[Stored items]
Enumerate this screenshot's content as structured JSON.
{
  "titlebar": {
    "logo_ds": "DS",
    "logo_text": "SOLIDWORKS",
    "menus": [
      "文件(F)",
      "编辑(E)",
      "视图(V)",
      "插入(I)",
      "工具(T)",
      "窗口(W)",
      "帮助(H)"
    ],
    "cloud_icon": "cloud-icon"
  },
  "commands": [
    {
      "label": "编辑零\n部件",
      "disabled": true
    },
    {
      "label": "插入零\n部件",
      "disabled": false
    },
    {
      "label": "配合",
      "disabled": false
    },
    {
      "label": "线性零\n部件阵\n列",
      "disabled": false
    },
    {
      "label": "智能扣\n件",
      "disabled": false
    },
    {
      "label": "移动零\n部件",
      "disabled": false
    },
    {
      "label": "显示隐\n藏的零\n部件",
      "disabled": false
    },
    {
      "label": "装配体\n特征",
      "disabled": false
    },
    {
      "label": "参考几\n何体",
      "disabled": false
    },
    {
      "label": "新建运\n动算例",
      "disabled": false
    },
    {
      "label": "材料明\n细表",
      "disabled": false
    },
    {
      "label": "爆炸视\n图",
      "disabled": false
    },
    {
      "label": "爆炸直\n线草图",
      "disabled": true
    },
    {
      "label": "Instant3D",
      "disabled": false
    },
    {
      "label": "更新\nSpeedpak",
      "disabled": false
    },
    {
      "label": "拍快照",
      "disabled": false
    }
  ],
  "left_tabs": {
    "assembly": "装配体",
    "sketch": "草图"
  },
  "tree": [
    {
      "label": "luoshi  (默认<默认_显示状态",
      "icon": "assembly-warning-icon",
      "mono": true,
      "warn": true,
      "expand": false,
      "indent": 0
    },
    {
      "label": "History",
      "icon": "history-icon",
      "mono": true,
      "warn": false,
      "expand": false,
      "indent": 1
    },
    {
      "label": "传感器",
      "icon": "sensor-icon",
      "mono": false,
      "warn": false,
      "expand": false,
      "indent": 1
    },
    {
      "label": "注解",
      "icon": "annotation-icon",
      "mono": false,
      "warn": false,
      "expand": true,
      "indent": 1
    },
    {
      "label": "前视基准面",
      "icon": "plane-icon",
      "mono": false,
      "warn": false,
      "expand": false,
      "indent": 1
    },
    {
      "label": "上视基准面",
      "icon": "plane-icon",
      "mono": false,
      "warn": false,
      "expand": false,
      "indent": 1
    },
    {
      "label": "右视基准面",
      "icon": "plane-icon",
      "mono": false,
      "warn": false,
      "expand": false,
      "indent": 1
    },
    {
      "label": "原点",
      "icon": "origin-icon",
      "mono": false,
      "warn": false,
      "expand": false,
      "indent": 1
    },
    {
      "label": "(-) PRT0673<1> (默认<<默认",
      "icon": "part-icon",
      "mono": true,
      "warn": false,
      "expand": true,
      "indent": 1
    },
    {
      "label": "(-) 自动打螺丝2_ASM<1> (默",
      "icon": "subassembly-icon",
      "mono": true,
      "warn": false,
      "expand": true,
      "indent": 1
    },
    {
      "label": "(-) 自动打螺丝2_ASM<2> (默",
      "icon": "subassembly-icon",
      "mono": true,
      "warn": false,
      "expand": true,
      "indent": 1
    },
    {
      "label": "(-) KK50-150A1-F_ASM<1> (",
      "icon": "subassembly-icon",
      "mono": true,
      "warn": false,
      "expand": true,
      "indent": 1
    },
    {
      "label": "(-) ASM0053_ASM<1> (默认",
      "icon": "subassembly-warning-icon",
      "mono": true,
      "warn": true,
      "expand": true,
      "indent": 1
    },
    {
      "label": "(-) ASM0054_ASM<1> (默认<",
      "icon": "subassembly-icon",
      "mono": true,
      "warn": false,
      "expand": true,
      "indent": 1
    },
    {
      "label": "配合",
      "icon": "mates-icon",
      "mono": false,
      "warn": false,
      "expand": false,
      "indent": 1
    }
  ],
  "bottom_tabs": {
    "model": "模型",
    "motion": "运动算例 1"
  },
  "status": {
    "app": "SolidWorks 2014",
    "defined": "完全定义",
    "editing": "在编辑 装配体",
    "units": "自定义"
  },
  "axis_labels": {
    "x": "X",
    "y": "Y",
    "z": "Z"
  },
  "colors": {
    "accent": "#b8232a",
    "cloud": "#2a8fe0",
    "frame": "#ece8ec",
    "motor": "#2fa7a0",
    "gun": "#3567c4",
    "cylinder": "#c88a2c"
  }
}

== Task prompt ==
Please return the data above exactly as given.

== Response below ==
Enumerate this screenshot's content as structured JSON.
{
  "titlebar": {
    "logo_ds": "DS",
    "logo_text": "SOLIDWORKS",
    "menus": [
      "文件(F)",
      "编辑(E)",
      "视图(V)",
      "插入(I)",
      "工具(T)",
      "窗口(W)",
      "帮助(H)"
    ],
    "cloud_icon": "cloud-icon"
  },
  "commands": [
    {
      "label": "编辑零\n部件",
      "disabled": true
    },
    {
      "label": "插入零\n部件",
      "disabled": false
    },
    {
      "label": "配合",
      "disabled": false
    },
    {
      "label": "线性零\n部件阵\n列",
      "disabled": false
    },
    {
      "label": "智能扣\n件",
      "disabled": false
    },
    {
      "label": "移动零\n部件",
      "disabled": false
    },
    {
      "label": "显示隐\n藏的零\n部件",
      "disabled": false
    },
    {
      "label": "装配体\n特征",
      "disabled": false
    },
    {
      "label": "参考几\n何体",
      "disabled": false
    },
    {
      "label": "新建运\n动算例",
      "disabled": false
    },
    {
      "label": "材料明\n细表",
      "disabled": false
    },
    {
      "label": "爆炸视\n图",
      "disabled": false
    },
    {
      "label": "爆炸直\n线草图",
      "disabled": true
    },
    {
      "label": "Instant3D",
      "disabled": false
    },
    {
      "label": "更新\nSpeedpak",
      "disabled": false
    },
    {
      "label": "拍快照",
      "disabled": false
    }
  ],
  "left_tabs": {
    "assembly": "装配体",
    "sketch": "草图"
  },
  "tree": [
    {
      "label": "luoshi  (默认<默认_显示状态",
      "icon": "assembly-warning-icon",
      "mono": true,
      "warn": true,
      "expand": false,
      "indent": 0
    },
    {
      "label": "History",
      "icon": "history-icon",
      "mono": true,
      "warn": false,
      "expand": false,
      "indent": 1
    },
    {
      "label": "传感器",
      "icon": "sensor-icon",
      "mono": false,
      "warn": false,
      "expand": false,
      "indent": 1
    },
    {
      "label": "注解",
      "icon": "annotation-icon",
      "mono": false,
      "warn": false,
      "expand": true,
      "indent": 1
    },
    {
      "label": "前视基准面",
      "icon": "plane-icon",
      "mono": false,
      "warn": false,
      "expand": false,
      "indent": 1
    },
    {
      "label": "上视基准面",
      "icon": "plane-icon",
      "mono": false,
      "warn": false,
      "expand": false,
      "indent": 1
    },
    {
      "label": "右视基准面",
      "icon": "plane-icon",
      "mono": false,
      "warn": false,
      "expand": false,
      "indent": 1
    },
    {
      "label": "原点",
      "icon": "origin-icon",
      "mono": false,
      "warn": false,
      "expand": false,
      "indent": 1
    },
    {
      "label": "(-) PRT0673<1> (默认<<默认",
      "icon": "part-icon",
      "mono": true,
      "warn": false,
      "expand": true,
      "indent": 1
    },
    {
      "label": "(-) 自动打螺丝2_ASM<1> (默",
      "icon": "subassembly-icon",
      "mono": true,
      "warn": false,
      "expand": true,
      "indent": 1
    },
    {
      "label": "(-) 自动打螺丝2_ASM<2> (默",
      "icon": "subassembly-icon",
      "mono": true,
      "warn": false,
      "expand": true,
      "indent": 1
    },
    {
      "label": "(-) KK50-150A1-F_ASM<1> (",
      "icon": "subassembly-icon",
      "mono": true,
      "warn": false,
      "expand": true,
      "indent": 1
    },
    {
      "label": "(-) ASM0053_ASM<1> (默认",
      "icon": "subassembly-warning-icon",
      "mono": true,
      "warn": true,
      "expand": true,
      "indent": 1
    },
    {
      "label": "(-) ASM0054_ASM<1> (默认<",
      "icon": "subassembly-icon",
      "mono": true,
      "warn": false,
      "expand": true,
      "indent": 1
    },
    {
      "label": "配合",
      "icon": "mates-icon",
      "mono": false,
      "warn": false,
      "expand": false,
      "indent": 1
    }
  ],
  "bottom_tabs": {
    "model": "模型",
    "motion": "运动算例 1"
  },
  "status": {
    "app": "SolidWorks 2014",
    "defined": "完全定义",
    "editing": "在编辑 装配体",
    "units": "自定义"
  },
  "axis_labels": {
    "x": "X",
    "y": "Y",
    "z": "Z"
  },
  "colors": {
    "accent": "#b8232a",
    "cloud": "#2a8fe0",
    "frame": "#ece8ec",
    "motor": "#2fa7a0",
    "gun": "#3567c4",
    "cylinder": "#c88a2c"
  }
}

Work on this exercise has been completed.